**TASK INSTRUCTIONS**
Every line with the word "JobThread" in it should be extracted from the data that follows.

--- start of ENTRIES PROVIDED ---

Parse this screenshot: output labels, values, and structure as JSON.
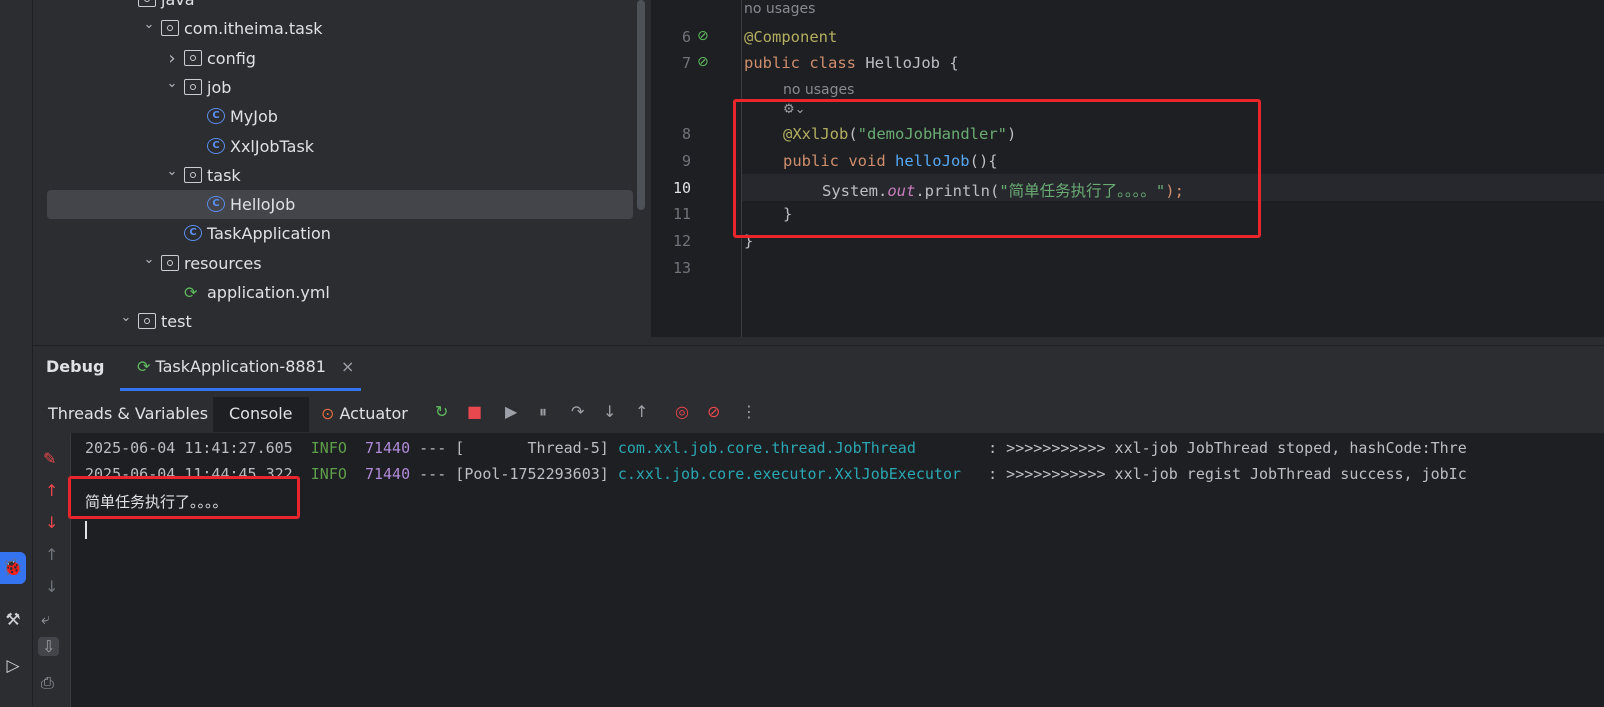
{
  "tree": [
    {
      "label": "java",
      "type": "folder",
      "depth": 0,
      "chev": "v"
    },
    {
      "label": "com.itheima.task",
      "type": "package",
      "depth": 1,
      "chev": "v"
    },
    {
      "label": "config",
      "type": "package",
      "depth": 2,
      "chev": ">"
    },
    {
      "label": "job",
      "type": "package",
      "depth": 2,
      "chev": "v"
    },
    {
      "label": "MyJob",
      "type": "class",
      "depth": 3,
      "chev": ""
    },
    {
      "label": "XxlJobTask",
      "type": "class",
      "depth": 3,
      "chev": ""
    },
    {
      "label": "task",
      "type": "package",
      "depth": 2,
      "chev": "v"
    },
    {
      "label": "HelloJob",
      "type": "class",
      "depth": 3,
      "chev": "",
      "selected": true
    },
    {
      "label": "TaskApplication",
      "type": "app",
      "depth": 2,
      "chev": ""
    },
    {
      "label": "resources",
      "type": "folder",
      "depth": 1,
      "chev": "v"
    },
    {
      "label": "application.yml",
      "type": "yml",
      "depth": 2,
      "chev": ""
    },
    {
      "label": "test",
      "type": "folder",
      "depth": 0,
      "chev": "v"
    }
  ],
  "editor": {
    "hint_top": "no usages",
    "hint_mid": "no usages",
    "line_numbers": [
      "6",
      "7",
      "8",
      "9",
      "10",
      "11",
      "12",
      "13"
    ],
    "l6": "@Component",
    "l7_kw": "public class ",
    "l7_name": "HelloJob",
    "l7_end": " {",
    "l8_ann": "@XxlJob",
    "l8_open": "(",
    "l8_str": "\"demoJobHandler\"",
    "l8_close": ")",
    "l9_kw": "public void ",
    "l9_fn": "helloJob",
    "l9_end": "(){",
    "l10_a": "System.",
    "l10_b": "out",
    "l10_c": ".println(",
    "l10_str": "\"简单任务执行了。。。。\"",
    "l10_end": ");",
    "l11": "}",
    "l12": "}"
  },
  "debug": {
    "title": "Debug",
    "session_tab": "TaskApplication-8881",
    "close_icon": "×",
    "sub_tabs": [
      "Threads & Variables",
      "Console",
      "Actuator"
    ]
  },
  "console": {
    "lines": [
      {
        "ts": "2025-06-04 11:41:27.605",
        "level": "INFO",
        "pid": "71440",
        "sep": " --- [",
        "thread": "       Thread-5]",
        "cls": "com.xxl.job.core.thread.JobThread",
        "msg": "        : >>>>>>>>>>> xxl-job JobThread stoped, hashCode:Thre"
      },
      {
        "ts": "2025-06-04 11:44:45.322",
        "level": "INFO",
        "pid": "71440",
        "sep": " --- [",
        "thread": "Pool-1752293603]",
        "cls": "c.xxl.job.core.executor.XxlJobExecutor",
        "msg": "   : >>>>>>>>>>> xxl-job regist JobThread success, jobIc"
      }
    ],
    "output": "简单任务执行了。。。。"
  },
  "colors": {
    "accent": "#3574f0",
    "highlight": "#e8262b"
  }
}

--- end of ENTRIES PROVIDED ---

**ANSWER BELOW**
        "cls": "com.xxl.job.core.thread.JobThread",
        "msg": "        : >>>>>>>>>>> xxl-job JobThread stoped, hashCode:Thre"
        "msg": "   : >>>>>>>>>>> xxl-job regist JobThread success, jobIc"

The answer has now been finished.